(GIVEN TEXT)
##########
Pattern Matcher (xm_pattern)
This module makes it possible to execute pattern matching with a pattern database file in XML format. Using xm_pattern is more efficient than having NXLog regular expression rules listed in Exec directives, because it was designed in such a way that patterns do not need to be matched linearly. Regular expression sub-capturing can be used to set additional fields in the event record and arbitrary fields can be added under the scope of a pattern match for message classification. In addition, the module does an automatic on-the-fly pattern reordering internally for further speed improvements.
To examine the supported platforms, see the list of installer packages in the Available Modules chapter. |
There are other techniques such as the radix tree which solve the linearity problem; the drawback is that usually these require the user to learn a special syntax for specifying patterns. If the log message is already parsed and is not treated as single line of message, then it is possible to process only a subset of the patterns which partially solves the linearity problem. With other performance improvements employed within the xm_pattern module, its speed can compare to the other techniques. Yet the xm_pattern module uses regular expressions which are familiar to users and can easily be migrated from other tools.
Traditionally, pattern matching on log messages has employed a technique where the log message was one string and the pattern (regular expression or radix tree based pattern) was executed against it. To match patterns against logs which contain structured data (such as the Windows EventLog), this structured data (the fields of the log) must be converted to a single string. This is a simple but inefficient method used by many tools.
The NXLog patterns defined in the XML pattern database file can contain more than one field. This allows multi-dimensional pattern matching. Thus with NXLog’s xm_pattern module there is no need to convert all fields into a single string as it can work with multiple fields.
Patterns can be grouped together under pattern groups. Pattern groups
serve an optimization purpose. The group can have an optional
matchfield block which can check a condition. If the condition (such
as $SourceName
matches sshd
) is satisfied, the xm_pattern module
will descend into the group and check each pattern against the log. If
the pattern group’s condition did not match ($SourceName
was not
sshd
), the module can skip all patterns in the group without having
to check each pattern individually.
When the xm_pattern module finds a matching pattern, the $PatternID
and $PatternName
fields are set on the log message. These can be
used later in conditional processing and correlation rules of the
pm_evcorr module, for example.
The xm_pattern module does not process all patterns. It exits after the
first matching pattern is found. This means that at most one pattern can
match a log message. Multiple patterns that can match the same subset of
logs should be avoided. For example, with two regular expression
patterns ^\d+ and ^\d\d , only one will be matched but not
consistently because the internal order of patterns and pattern groups
is changed dynamically by xm_pattern (patterns with the highest match
count are placed and tried first). For a strictly linearly executing
pattern matcher, see the Exec directive.
##########
(AVAILABLE DATA)
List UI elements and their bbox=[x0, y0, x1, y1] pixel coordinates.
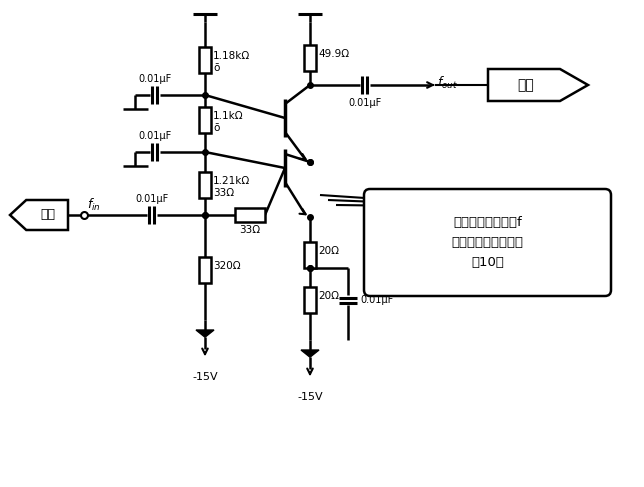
##########
(DIRECTION 1) In the Pattern Matcher text, rename "pm_evcorr" to "pm_correlator" and write out everything from "When the xm_pattern" down to "the Exec directive." with that change.
(DIRECTION 2) Take the Pattern Matcher text further by writing what follows its final sentence.

(OUTPUT 1)
When the xm_pattern module finds a matching pattern, the $PatternID
and $PatternName
fields are set on the log message. These can be
used later in conditional processing and correlation rules of the
pm_correlator module, for example.
The xm_pattern module does not process all patterns. It exits after the
first matching pattern is found. This means that at most one pattern can
match a log message. Multiple patterns that can match the same subset of
logs should be avoided. For example, with two regular expression
patterns ^\d+ and ^\d\d , only one will be matched but not
consistently because the internal order of patterns and pattern groups
is changed dynamically by xm_pattern (patterns with the highest match
count are placed and tried first). For a strictly linearly executing
pattern matcher, see the Exec directive.

(OUTPUT 2)
|
The XML Schema Definition (XSD) for the pattern database file is available in the nxlog-public/contrib repository. |
Configuration
The xm_pattern module accepts the following directives in addition to the common module directives.
- PatternFile
-
This mandatory directive specifies the name of the pattern database file.
Functions
The following functions are exported by xm_pattern.
- boolean
match_pattern()
-
Execute the match_pattern() procedure. If the event is successfully matched, return TRUE, otherwise FALSE.
Procedures
The following procedures are exported by xm_pattern.
match_pattern();
-
Attempt to match the current event according to the PatternFile. Execute statements and add fields as specified.
Examples
This configuration reads syslog messages from file and parses them with parse_syslog().
The events are then further processed with a pattern file and the corresponding match_pattern() procedure to add additional fields to SSH authentication success or failure events.
The matching is done against the $SourceName
and $Message
fields, so the syslog parsing must be performed before the pattern matching will work.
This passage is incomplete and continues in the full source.